_Stored entries_:
+ + + + +
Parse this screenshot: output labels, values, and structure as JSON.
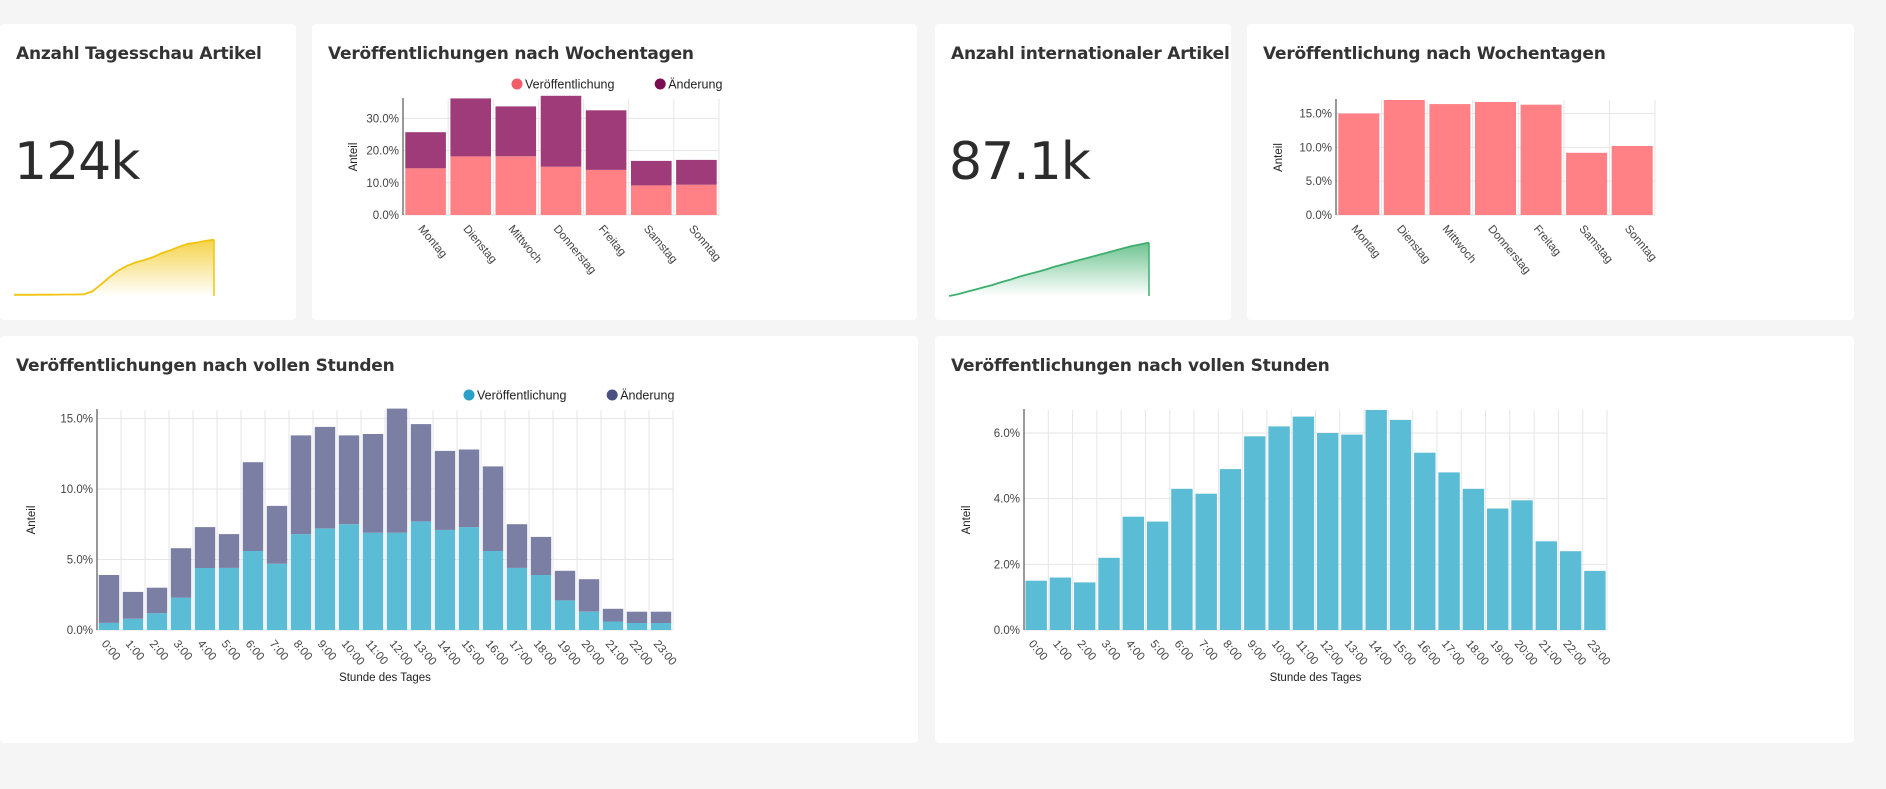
{
  "cards": {
    "tagesschau_total": {
      "title": "Anzahl Tagesschau Artikel",
      "value": "124k",
      "sparkline_color": "#f2c40f",
      "sparkline": [
        0.02,
        0.02,
        0.021,
        0.022,
        0.023,
        0.024,
        0.025,
        0.026,
        0.03,
        0.08,
        0.2,
        0.33,
        0.44,
        0.52,
        0.58,
        0.62,
        0.67,
        0.74,
        0.79,
        0.85,
        0.9,
        0.92,
        0.95,
        0.97
      ]
    },
    "international_total": {
      "title": "Anzahl internationaler Artikel",
      "value": "87.1k",
      "sparkline_color": "#3daf6d",
      "sparkline": [
        0.0,
        0.03,
        0.07,
        0.11,
        0.15,
        0.19,
        0.24,
        0.28,
        0.33,
        0.37,
        0.41,
        0.45,
        0.5,
        0.54,
        0.58,
        0.62,
        0.66,
        0.7,
        0.74,
        0.78,
        0.82,
        0.86,
        0.89,
        0.92
      ]
    }
  },
  "chart_data": [
    {
      "id": "weekday_stacked",
      "type": "bar",
      "stacked": true,
      "title": "Veröffentlichungen nach Wochentagen",
      "ylabel": "Anteil",
      "xlabel": "",
      "ylim": [
        0,
        36
      ],
      "yticks": [
        0,
        10,
        20,
        30
      ],
      "ytick_labels": [
        "0.0%",
        "10.0%",
        "20.0%",
        "30.0%"
      ],
      "legend_position": "top-center",
      "categories": [
        "Montag",
        "Dienstag",
        "Mittwoch",
        "Donnerstag",
        "Freitag",
        "Samstag",
        "Sonntag"
      ],
      "series": [
        {
          "name": "Veröffentlichung",
          "color": "#ff8085",
          "legend_color": "#f05d66",
          "values": [
            14.5,
            18.2,
            18.2,
            15.0,
            14.0,
            9.2,
            9.4
          ]
        },
        {
          "name": "Änderung",
          "color": "#9e3b78",
          "legend_color": "#7a0d52",
          "values": [
            11.2,
            18.0,
            15.5,
            22.0,
            18.5,
            7.6,
            7.7
          ]
        }
      ]
    },
    {
      "id": "weekday_international",
      "type": "bar",
      "title": "Veröffentlichung nach Wochentagen",
      "ylabel": "Anteil",
      "xlabel": "",
      "ylim": [
        0,
        17
      ],
      "yticks": [
        0,
        5,
        10,
        15
      ],
      "ytick_labels": [
        "0.0%",
        "5.0%",
        "10.0%",
        "15.0%"
      ],
      "categories": [
        "Montag",
        "Dienstag",
        "Mittwoch",
        "Donnerstag",
        "Freitag",
        "Samstag",
        "Sonntag"
      ],
      "series": [
        {
          "name": "",
          "color": "#ff8085",
          "values": [
            15.0,
            17.0,
            16.4,
            16.7,
            16.3,
            9.2,
            10.2
          ]
        }
      ]
    },
    {
      "id": "hourly_stacked",
      "type": "bar",
      "stacked": true,
      "title": "Veröffentlichungen nach vollen Stunden",
      "ylabel": "Anteil",
      "xlabel": "Stunde des Tages",
      "ylim": [
        0,
        15.6
      ],
      "yticks": [
        0,
        5,
        10,
        15
      ],
      "ytick_labels": [
        "0.0%",
        "5.0%",
        "10.0%",
        "15.0%"
      ],
      "legend_position": "top-center",
      "categories": [
        "0:00",
        "1:00",
        "2:00",
        "3:00",
        "4:00",
        "5:00",
        "6:00",
        "7:00",
        "8:00",
        "9:00",
        "10:00",
        "11:00",
        "12:00",
        "13:00",
        "14:00",
        "15:00",
        "16:00",
        "17:00",
        "18:00",
        "19:00",
        "20:00",
        "21:00",
        "22:00",
        "23:00"
      ],
      "series": [
        {
          "name": "Veröffentlichung",
          "color": "#5bbcd6",
          "legend_color": "#2aa0c8",
          "values": [
            0.5,
            0.8,
            1.2,
            2.3,
            4.4,
            4.4,
            5.6,
            4.7,
            6.8,
            7.2,
            7.5,
            6.9,
            6.9,
            7.7,
            7.1,
            7.3,
            5.6,
            4.4,
            3.9,
            2.1,
            1.3,
            0.6,
            0.5,
            0.5
          ]
        },
        {
          "name": "Änderung",
          "color": "#7a7fa3",
          "legend_color": "#4a5080",
          "values": [
            3.4,
            1.9,
            1.8,
            3.5,
            2.9,
            2.4,
            6.3,
            4.1,
            7.0,
            7.2,
            6.3,
            7.0,
            8.8,
            6.9,
            5.6,
            5.5,
            6.0,
            3.1,
            2.7,
            2.1,
            2.3,
            0.9,
            0.8,
            0.8
          ]
        }
      ]
    },
    {
      "id": "hourly_international",
      "type": "bar",
      "title": "Veröffentlichungen nach vollen Stunden",
      "ylabel": "Anteil",
      "xlabel": "Stunde des Tages",
      "ylim": [
        0,
        6.7
      ],
      "yticks": [
        0,
        2,
        4,
        6
      ],
      "ytick_labels": [
        "0.0%",
        "2.0%",
        "4.0%",
        "6.0%"
      ],
      "categories": [
        "0:00",
        "1:00",
        "2:00",
        "3:00",
        "4:00",
        "5:00",
        "6:00",
        "7:00",
        "8:00",
        "9:00",
        "10:00",
        "11:00",
        "12:00",
        "13:00",
        "14:00",
        "15:00",
        "16:00",
        "17:00",
        "18:00",
        "19:00",
        "20:00",
        "21:00",
        "22:00",
        "23:00"
      ],
      "series": [
        {
          "name": "",
          "color": "#5bbcd6",
          "values": [
            1.5,
            1.6,
            1.45,
            2.2,
            3.45,
            3.3,
            4.3,
            4.15,
            4.9,
            5.9,
            6.2,
            6.5,
            6.0,
            5.95,
            6.7,
            6.4,
            5.4,
            4.8,
            4.3,
            3.7,
            3.95,
            2.7,
            2.4,
            1.8
          ]
        }
      ]
    }
  ]
}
+ + + + +
_TASK PROMPT_: Pictures stay out of the copy; please restate every record above exactly.

_TASK ANSWER_:
Parse this screenshot: output labels, values, and structure as JSON.
{
  "cards": {
    "tagesschau_total": {
      "title": "Anzahl Tagesschau Artikel",
      "value": "124k",
      "sparkline_color": "#f2c40f",
      "sparkline": [
        0.02,
        0.02,
        0.021,
        0.022,
        0.023,
        0.024,
        0.025,
        0.026,
        0.03,
        0.08,
        0.2,
        0.33,
        0.44,
        0.52,
        0.58,
        0.62,
        0.67,
        0.74,
        0.79,
        0.85,
        0.9,
        0.92,
        0.95,
        0.97
      ]
    },
    "international_total": {
      "title": "Anzahl internationaler Artikel",
      "value": "87.1k",
      "sparkline_color": "#3daf6d",
      "sparkline": [
        0.0,
        0.03,
        0.07,
        0.11,
        0.15,
        0.19,
        0.24,
        0.28,
        0.33,
        0.37,
        0.41,
        0.45,
        0.5,
        0.54,
        0.58,
        0.62,
        0.66,
        0.7,
        0.74,
        0.78,
        0.82,
        0.86,
        0.89,
        0.92
      ]
    }
  },
  "chart_data": [
    {
      "id": "weekday_stacked",
      "type": "bar",
      "stacked": true,
      "title": "Veröffentlichungen nach Wochentagen",
      "ylabel": "Anteil",
      "xlabel": "",
      "ylim": [
        0,
        36
      ],
      "yticks": [
        0,
        10,
        20,
        30
      ],
      "ytick_labels": [
        "0.0%",
        "10.0%",
        "20.0%",
        "30.0%"
      ],
      "legend_position": "top-center",
      "categories": [
        "Montag",
        "Dienstag",
        "Mittwoch",
        "Donnerstag",
        "Freitag",
        "Samstag",
        "Sonntag"
      ],
      "series": [
        {
          "name": "Veröffentlichung",
          "color": "#ff8085",
          "legend_color": "#f05d66",
          "values": [
            14.5,
            18.2,
            18.2,
            15.0,
            14.0,
            9.2,
            9.4
          ]
        },
        {
          "name": "Änderung",
          "color": "#9e3b78",
          "legend_color": "#7a0d52",
          "values": [
            11.2,
            18.0,
            15.5,
            22.0,
            18.5,
            7.6,
            7.7
          ]
        }
      ]
    },
    {
      "id": "weekday_international",
      "type": "bar",
      "title": "Veröffentlichung nach Wochentagen",
      "ylabel": "Anteil",
      "xlabel": "",
      "ylim": [
        0,
        17
      ],
      "yticks": [
        0,
        5,
        10,
        15
      ],
      "ytick_labels": [
        "0.0%",
        "5.0%",
        "10.0%",
        "15.0%"
      ],
      "categories": [
        "Montag",
        "Dienstag",
        "Mittwoch",
        "Donnerstag",
        "Freitag",
        "Samstag",
        "Sonntag"
      ],
      "series": [
        {
          "name": "",
          "color": "#ff8085",
          "values": [
            15.0,
            17.0,
            16.4,
            16.7,
            16.3,
            9.2,
            10.2
          ]
        }
      ]
    },
    {
      "id": "hourly_stacked",
      "type": "bar",
      "stacked": true,
      "title": "Veröffentlichungen nach vollen Stunden",
      "ylabel": "Anteil",
      "xlabel": "Stunde des Tages",
      "ylim": [
        0,
        15.6
      ],
      "yticks": [
        0,
        5,
        10,
        15
      ],
      "ytick_labels": [
        "0.0%",
        "5.0%",
        "10.0%",
        "15.0%"
      ],
      "legend_position": "top-center",
      "categories": [
        "0:00",
        "1:00",
        "2:00",
        "3:00",
        "4:00",
        "5:00",
        "6:00",
        "7:00",
        "8:00",
        "9:00",
        "10:00",
        "11:00",
        "12:00",
        "13:00",
        "14:00",
        "15:00",
        "16:00",
        "17:00",
        "18:00",
        "19:00",
        "20:00",
        "21:00",
        "22:00",
        "23:00"
      ],
      "series": [
        {
          "name": "Veröffentlichung",
          "color": "#5bbcd6",
          "legend_color": "#2aa0c8",
          "values": [
            0.5,
            0.8,
            1.2,
            2.3,
            4.4,
            4.4,
            5.6,
            4.7,
            6.8,
            7.2,
            7.5,
            6.9,
            6.9,
            7.7,
            7.1,
            7.3,
            5.6,
            4.4,
            3.9,
            2.1,
            1.3,
            0.6,
            0.5,
            0.5
          ]
        },
        {
          "name": "Änderung",
          "color": "#7a7fa3",
          "legend_color": "#4a5080",
          "values": [
            3.4,
            1.9,
            1.8,
            3.5,
            2.9,
            2.4,
            6.3,
            4.1,
            7.0,
            7.2,
            6.3,
            7.0,
            8.8,
            6.9,
            5.6,
            5.5,
            6.0,
            3.1,
            2.7,
            2.1,
            2.3,
            0.9,
            0.8,
            0.8
          ]
        }
      ]
    },
    {
      "id": "hourly_international",
      "type": "bar",
      "title": "Veröffentlichungen nach vollen Stunden",
      "ylabel": "Anteil",
      "xlabel": "Stunde des Tages",
      "ylim": [
        0,
        6.7
      ],
      "yticks": [
        0,
        2,
        4,
        6
      ],
      "ytick_labels": [
        "0.0%",
        "2.0%",
        "4.0%",
        "6.0%"
      ],
      "categories": [
        "0:00",
        "1:00",
        "2:00",
        "3:00",
        "4:00",
        "5:00",
        "6:00",
        "7:00",
        "8:00",
        "9:00",
        "10:00",
        "11:00",
        "12:00",
        "13:00",
        "14:00",
        "15:00",
        "16:00",
        "17:00",
        "18:00",
        "19:00",
        "20:00",
        "21:00",
        "22:00",
        "23:00"
      ],
      "series": [
        {
          "name": "",
          "color": "#5bbcd6",
          "values": [
            1.5,
            1.6,
            1.45,
            2.2,
            3.45,
            3.3,
            4.3,
            4.15,
            4.9,
            5.9,
            6.2,
            6.5,
            6.0,
            5.95,
            6.7,
            6.4,
            5.4,
            4.8,
            4.3,
            3.7,
            3.95,
            2.7,
            2.4,
            1.8
          ]
        }
      ]
    }
  ]
}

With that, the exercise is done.